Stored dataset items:
Begin
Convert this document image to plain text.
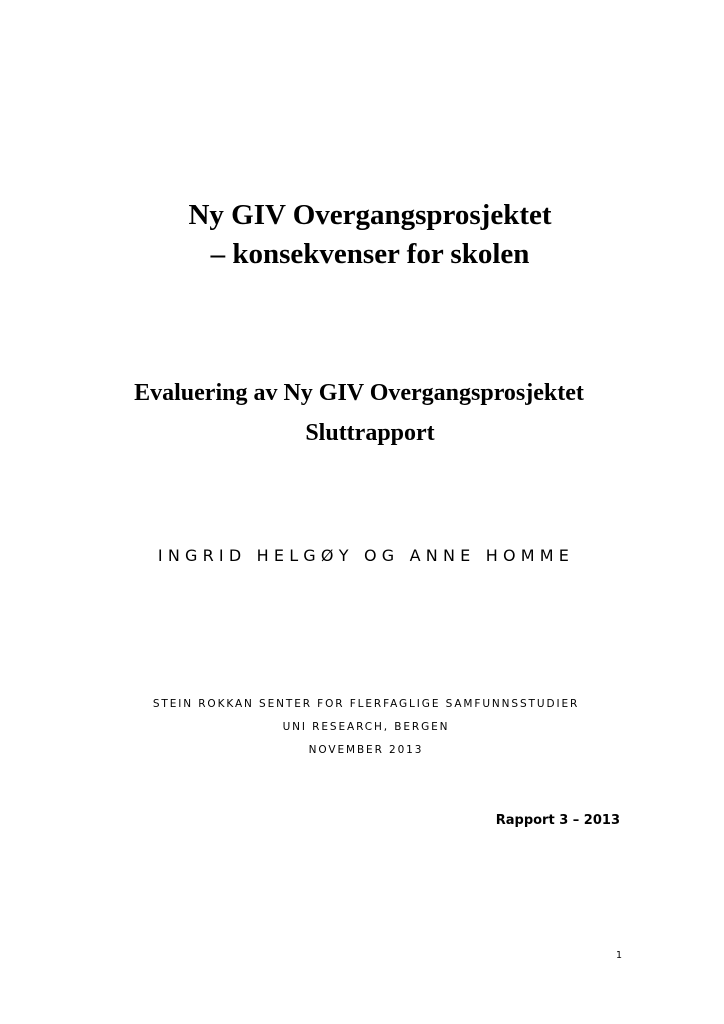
Ny GIV Overgangsprosjektet
– konsekvenser for skolen
Evaluering av Ny GIV Overgangsprosjektet
Sluttrapport
INGRID HELGØY OG ANNE HOMME
STEIN ROKKAN SENTER FOR FLERFAGLIGE SAMFUNNSSTUDIER
UNI RESEARCH, BERGEN
NOVEMBER 2013
Rapport 3 – 2013
1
End
Exercise directions: Report how many lines of the data contain the word "Overgangsprosjektet", using the number alone.

Full response: 2